What to work on:
Please transcribe the listing below in full and word for word, without its pictures.

Data section:

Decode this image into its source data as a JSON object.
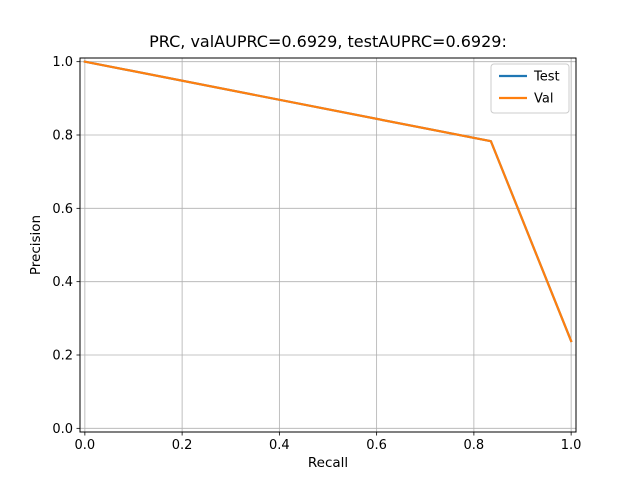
{
  "chart_data": {
    "type": "line",
    "title": "PRC, valAUPRC=0.6929, testAUPRC=0.6929:",
    "xlabel": "Recall",
    "ylabel": "Precision",
    "xlim": [
      -0.01,
      1.01
    ],
    "ylim": [
      -0.01,
      1.01
    ],
    "grid": true,
    "legend_position": "top-right",
    "xticks": [
      0.0,
      0.2,
      0.4,
      0.6,
      0.8,
      1.0
    ],
    "xtick_labels": [
      "0.0",
      "0.2",
      "0.4",
      "0.6",
      "0.8",
      "1.0"
    ],
    "yticks": [
      0.0,
      0.2,
      0.4,
      0.6,
      0.8,
      1.0
    ],
    "ytick_labels": [
      "0.0",
      "0.2",
      "0.4",
      "0.6",
      "0.8",
      "1.0"
    ],
    "series": [
      {
        "name": "Test",
        "color": "#1f77b4",
        "x": [
          0.0,
          0.835,
          1.0
        ],
        "y": [
          1.0,
          0.783,
          0.238
        ]
      },
      {
        "name": "Val",
        "color": "#ff7f0e",
        "x": [
          0.0,
          0.835,
          1.0
        ],
        "y": [
          1.0,
          0.783,
          0.238
        ]
      }
    ]
  }
}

Result below:
Decode this image into its source data as a JSON object.
{
  "chart_data": {
    "type": "line",
    "title": "PRC, valAUPRC=0.6929, testAUPRC=0.6929:",
    "xlabel": "Recall",
    "ylabel": "Precision",
    "xlim": [
      -0.01,
      1.01
    ],
    "ylim": [
      -0.01,
      1.01
    ],
    "grid": true,
    "legend_position": "top-right",
    "xticks": [
      0.0,
      0.2,
      0.4,
      0.6,
      0.8,
      1.0
    ],
    "xtick_labels": [
      "0.0",
      "0.2",
      "0.4",
      "0.6",
      "0.8",
      "1.0"
    ],
    "yticks": [
      0.0,
      0.2,
      0.4,
      0.6,
      0.8,
      1.0
    ],
    "ytick_labels": [
      "0.0",
      "0.2",
      "0.4",
      "0.6",
      "0.8",
      "1.0"
    ],
    "series": [
      {
        "name": "Test",
        "color": "#1f77b4",
        "x": [
          0.0,
          0.835,
          1.0
        ],
        "y": [
          1.0,
          0.783,
          0.238
        ]
      },
      {
        "name": "Val",
        "color": "#ff7f0e",
        "x": [
          0.0,
          0.835,
          1.0
        ],
        "y": [
          1.0,
          0.783,
          0.238
        ]
      }
    ]
  }
}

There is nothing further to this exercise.